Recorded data
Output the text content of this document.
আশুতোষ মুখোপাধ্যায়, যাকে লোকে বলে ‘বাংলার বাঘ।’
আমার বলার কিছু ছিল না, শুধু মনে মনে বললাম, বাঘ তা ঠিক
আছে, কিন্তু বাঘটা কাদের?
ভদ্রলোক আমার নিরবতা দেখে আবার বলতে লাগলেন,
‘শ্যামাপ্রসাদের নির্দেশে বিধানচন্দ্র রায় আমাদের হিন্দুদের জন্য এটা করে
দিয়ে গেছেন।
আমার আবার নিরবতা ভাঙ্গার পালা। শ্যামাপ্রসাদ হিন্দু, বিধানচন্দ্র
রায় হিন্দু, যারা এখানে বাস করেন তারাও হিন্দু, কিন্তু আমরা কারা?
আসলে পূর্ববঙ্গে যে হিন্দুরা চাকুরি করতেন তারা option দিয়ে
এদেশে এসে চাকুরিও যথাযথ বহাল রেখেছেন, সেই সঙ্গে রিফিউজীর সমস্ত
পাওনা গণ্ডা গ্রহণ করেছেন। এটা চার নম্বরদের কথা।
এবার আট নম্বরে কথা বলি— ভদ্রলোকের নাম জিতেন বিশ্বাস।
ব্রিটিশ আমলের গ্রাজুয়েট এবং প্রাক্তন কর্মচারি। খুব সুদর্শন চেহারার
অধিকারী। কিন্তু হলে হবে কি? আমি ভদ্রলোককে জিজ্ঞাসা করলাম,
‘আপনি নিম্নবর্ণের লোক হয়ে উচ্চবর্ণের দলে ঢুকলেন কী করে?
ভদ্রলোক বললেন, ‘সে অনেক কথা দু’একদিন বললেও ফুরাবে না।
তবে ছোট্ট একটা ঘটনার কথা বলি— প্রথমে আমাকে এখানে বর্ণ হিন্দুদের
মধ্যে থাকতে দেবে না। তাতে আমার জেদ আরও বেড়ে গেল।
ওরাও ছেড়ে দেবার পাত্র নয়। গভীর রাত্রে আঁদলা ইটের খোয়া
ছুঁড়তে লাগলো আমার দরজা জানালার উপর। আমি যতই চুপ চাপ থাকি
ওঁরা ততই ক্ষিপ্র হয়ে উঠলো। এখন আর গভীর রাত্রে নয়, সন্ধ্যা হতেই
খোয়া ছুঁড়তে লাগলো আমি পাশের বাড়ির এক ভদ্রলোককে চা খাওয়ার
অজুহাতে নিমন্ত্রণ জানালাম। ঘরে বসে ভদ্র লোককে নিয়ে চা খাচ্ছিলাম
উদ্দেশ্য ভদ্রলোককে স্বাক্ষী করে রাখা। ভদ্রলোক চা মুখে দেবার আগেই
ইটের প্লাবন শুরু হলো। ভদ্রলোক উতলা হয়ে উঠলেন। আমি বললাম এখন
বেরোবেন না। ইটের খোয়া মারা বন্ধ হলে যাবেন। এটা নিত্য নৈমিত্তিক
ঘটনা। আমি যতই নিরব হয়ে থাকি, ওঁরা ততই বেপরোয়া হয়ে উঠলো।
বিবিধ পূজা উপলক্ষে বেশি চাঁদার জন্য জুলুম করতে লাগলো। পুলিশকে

* **Work to complete**
Reproduce the data in its entirety, matching each character.

* **Final result**
Output the text content of this document.
আশুতোষ মুখোপাধ্যায়, যাকে লোকে বলে ‘বাংলার বাঘ।’
আমার বলার কিছু ছিল না, শুধু মনে মনে বললাম, বাঘ তা ঠিক
আছে, কিন্তু বাঘটা কাদের?
ভদ্রলোক আমার নিরবতা দেখে আবার বলতে লাগলেন,
‘শ্যামাপ্রসাদের নির্দেশে বিধানচন্দ্র রায় আমাদের হিন্দুদের জন্য এটা করে
দিয়ে গেছেন।
আমার আবার নিরবতা ভাঙ্গার পালা। শ্যামাপ্রসাদ হিন্দু, বিধানচন্দ্র
রায় হিন্দু, যারা এখানে বাস করেন তারাও হিন্দু, কিন্তু আমরা কারা?
আসলে পূর্ববঙ্গে যে হিন্দুরা চাকুরি করতেন তারা option দিয়ে
এদেশে এসে চাকুরিও যথাযথ বহাল রেখেছেন, সেই সঙ্গে রিফিউজীর সমস্ত
পাওনা গণ্ডা গ্রহণ করেছেন। এটা চার নম্বরদের কথা।
এবার আট নম্বরে কথা বলি— ভদ্রলোকের নাম জিতেন বিশ্বাস।
ব্রিটিশ আমলের গ্রাজুয়েট এবং প্রাক্তন কর্মচারি। খুব সুদর্শন চেহারার
অধিকারী। কিন্তু হলে হবে কি? আমি ভদ্রলোককে জিজ্ঞাসা করলাম,
‘আপনি নিম্নবর্ণের লোক হয়ে উচ্চবর্ণের দলে ঢুকলেন কী করে?
ভদ্রলোক বললেন, ‘সে অনেক কথা দু’একদিন বললেও ফুরাবে না।
তবে ছোট্ট একটা ঘটনার কথা বলি— প্রথমে আমাকে এখানে বর্ণ হিন্দুদের
মধ্যে থাকতে দেবে না। তাতে আমার জেদ আরও বেড়ে গেল।
ওরাও ছেড়ে দেবার পাত্র নয়। গভীর রাত্রে আঁদলা ইটের খোয়া
ছুঁড়তে লাগলো আমার দরজা জানালার উপর। আমি যতই চুপ চাপ থাকি
ওঁরা ততই ক্ষিপ্র হয়ে উঠলো। এখন আর গভীর রাত্রে নয়, সন্ধ্যা হতেই
খোয়া ছুঁড়তে লাগলো আমি পাশের বাড়ির এক ভদ্রলোককে চা খাওয়ার
অজুহাতে নিমন্ত্রণ জানালাম। ঘরে বসে ভদ্র লোককে নিয়ে চা খাচ্ছিলাম
উদ্দেশ্য ভদ্রলোককে স্বাক্ষী করে রাখা। ভদ্রলোক চা মুখে দেবার আগেই
ইটের প্লাবন শুরু হলো। ভদ্রলোক উতলা হয়ে উঠলেন। আমি বললাম এখন
বেরোবেন না। ইটের খোয়া মারা বন্ধ হলে যাবেন। এটা নিত্য নৈমিত্তিক
ঘটনা। আমি যতই নিরব হয়ে থাকি, ওঁরা ততই বেপরোয়া হয়ে উঠলো।
বিবিধ পূজা উপলক্ষে বেশি চাঁদার জন্য জুলুম করতে লাগলো। পুলিশকে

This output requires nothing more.